接着下方这篇总结笔面试机试经验的文章往下写，从文中最后一行代码之后续起。

→ 所给节选
··········
笔面试中的机试
笔面试中的机试
计算机的从业人员,coding是必不可少的技能,真正的实战成了一些公司的考察内容。从未参加过这种实战性质的考核,前两场基本以失败告终,特此总结以做警告,以作为今后同样考核方式的一个参考与经验教训。
两次机试的失误与教训:
由于以前没有进行过实战性质的活动,包括竞赛,公司笔面试考核等,因此欠缺经验,吃亏不小。机试一般都是使用Online Judge系统作为评判,对于那些ACM大神,这无疑是小菜一点,但是对于我这个菜鸟(两三年前竟然不知道ACM为何物,汗颜至极啊)来说,这无疑会不知所措。
碰到的问题:第一个是程序的输入输出的问题,一般调程序,直接将输入写到代码里面,数组或字符串,再或是其他的数据结构。很少自己通过文件或是标准输入输出进行输入(因为这样输入很麻烦),因此碰到了这些online judge时,需要从标准输入输出中读取输入的内容,并且输入的内容是格式化形式的,或者从文件中读取内容,这个内容也基本是格式化的。因为没做过,所以手忙脚乱,不知道scanf读进来的对不对,读取文件有没有简单的方法,两次都是在不断地鼓捣这个内容的输入与结果的输出。第二个,平时写程序很随意,只要运行成功了,简单的几个测试用例过了就OK了,不会过多考虑。但是碰到了这种online judge系统之后,最简化的情况是它会输入几个测试用例,如果测试用例过了,就算程序对了,不过就不对。这样就很容易挂掉,平时写程序并不会考虑这些。结果根据提示的例子写出的代码,只能运行一部分的测试用例,而没法通过所有的测试用例。
针对这两个问题,要进行解决,第一个其实简单,把C/C++的输入输出好好熟悉一下就差不多了,再做一些练习,包括读文件写文件,读标准输入输出,以后碰到问题应该就不大了。但是第二个却不是那么好解决的问题,需要培养一种思维方式,在写代码之前,要尽可能多地想其用到的测试用例。每一个测试用例(有用的)其实就是程序中需要处理的一些逻辑的反映。
用了一下午时间,总结了一下前者,见前一篇文章。后者还需要慢慢体会了,慢慢积累,多写多试多改才能达到一个比较好的效果。
总结就这么多吧,还是这些题目放在这吧,以作为以后的一个参考。
公司H:
1. 对输入的正整数进行编码,编码规则为按照对应关系,将数字中的数字做如下规则的变换:
(1,9)(2,8)(3,7)(4,6)(5,0)
例如:
输入:123
输出:987
无时间与空间限制。
#include <iostream>
using namespace std;
int main()
{
int n = 0;
int result[64] = {0};
cin >> n;
if(n < 0)
{
return 1;
}
if(n == 0)
{
cout << 5;
}
int count = 0;
while( n > 0)
{
result[count] = n % 10;
n /= 10;
count++;
}
for( int i = 0; i < count; i++)
{
switch(result[i])
{
case 0:
result[i] = 5;
break;
case 1:
result[i] = 9;
break;
case 2:
result[i] = 8;
break;
case 3:
result[i] = 7;
break;
case 4:
result[i] = 6;
break;
case 5:
result[i] = 0;
break;
case 6:
result[i] = 4;
break;
case 7:
result[i] = 3;
break;
case 8:
result[i] = 2;
break;
case 9:
result[i] = 1;
break;
}
}
for( int i = count-1; i >= 0; i--)
{
cout << result[i];
}
return 0;
}
2. 古人有"三天打鱼两天晒网"之说,给出一天,计算这一天是打鱼还是晒网,如果是打鱼输出Fishing,否则输出Sleeping。
注:以1990年1月1日算起,这一天是第一天,是打鱼的日子。
例如:
输入:1991 01 03
输出:Fishing
#include <iostream>
using namespace std;
bool isLeap( int year)
{
return (((year % 4 == 0)&&(year % 100 != 0)) || (year % 400 == 0));
}
int main()
{
int y, m, d, tatalDay;
cin >> y >> m >> d;
if( y > 1990)
{
for( int i = 1990; i < y; i++)
··········
→ 给定资料
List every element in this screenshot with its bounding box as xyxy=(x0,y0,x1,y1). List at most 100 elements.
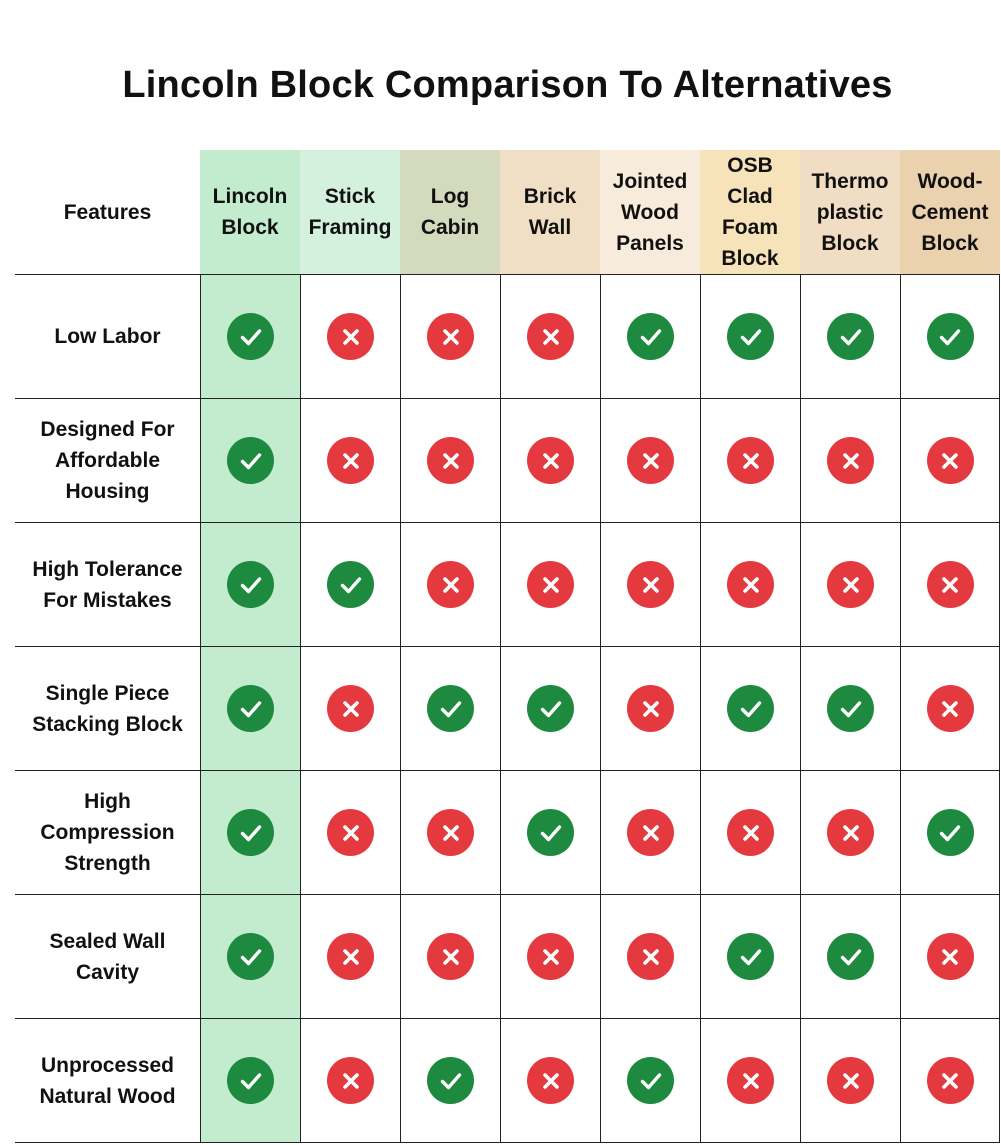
··········
→ 练习作答
{
if(isLeap(i))
{
tatalDay += 366;
}
else
{
tatalDay += 365;
}
}
}
if( m > 1)
{
for( int i = 1; i < m; i++)
{
switch( i)
{
case 1:
case 3:
case 5:
case 7:
case 8:
case 10:
case 12:
tatalDay += 31;
break;
case 4:
case 6:
case 9:
case 11:
tatalDay += 30;
break;
case 2:
if(isLeap(y))
{
tatalDay += 29;
}
else
{
tatalDay += 28;
}
break;
}
}
}
tatalDay += d;
int ret = tatalDay % 5;
if( ret >= 1 && ret <= 3)
{
cout << "Fishing";
}
else
{
cout << "Sleeping";
}
return 0;
}
3. 给定一个英文句子,其中包含英文单词,逗号,句号,不再包含其他的符号。
对该句子进行处理,删除其中的已经出现过的单词,也即删除重复单词(保留第一次出现的单词),以及逗号和句号。
注:句子最长不超过200个字符
句子中单词区分大小写,Where 和 where不是同一个单词
#include <iostream>
#include <set>
#include <string>
using namespace std;
int main()
{
char str[256] = {0};
string input, tmp;
int index = 0;
set<string> wordSet;
set<string>::iterator ite;
getline(cin, input);
strcpy(str, input.c_str());
tmp = "";
while( str[index] != '\0')
{
if(str[index] == ',' || str[index] == '.' || str[index] == ' ')
{
if(tmp == "")
{
index ++;
continue;
}
ite = wordSet.find(tmp);
if(ite == wordSet.end())
{
wordSet.insert(tmp);
cout << tmp << " ";
}
tmp = "";
index++;
continue;
}
if(str[index] == ' ')
{
index++;
continue;
}
tmp = tmp + str[index];
index++;
}
if(tmp != "")
cout << tmp;
return 0;
}
公司G:
Problem One
Do you know how to read the phone numbers in English? Now let me tell you.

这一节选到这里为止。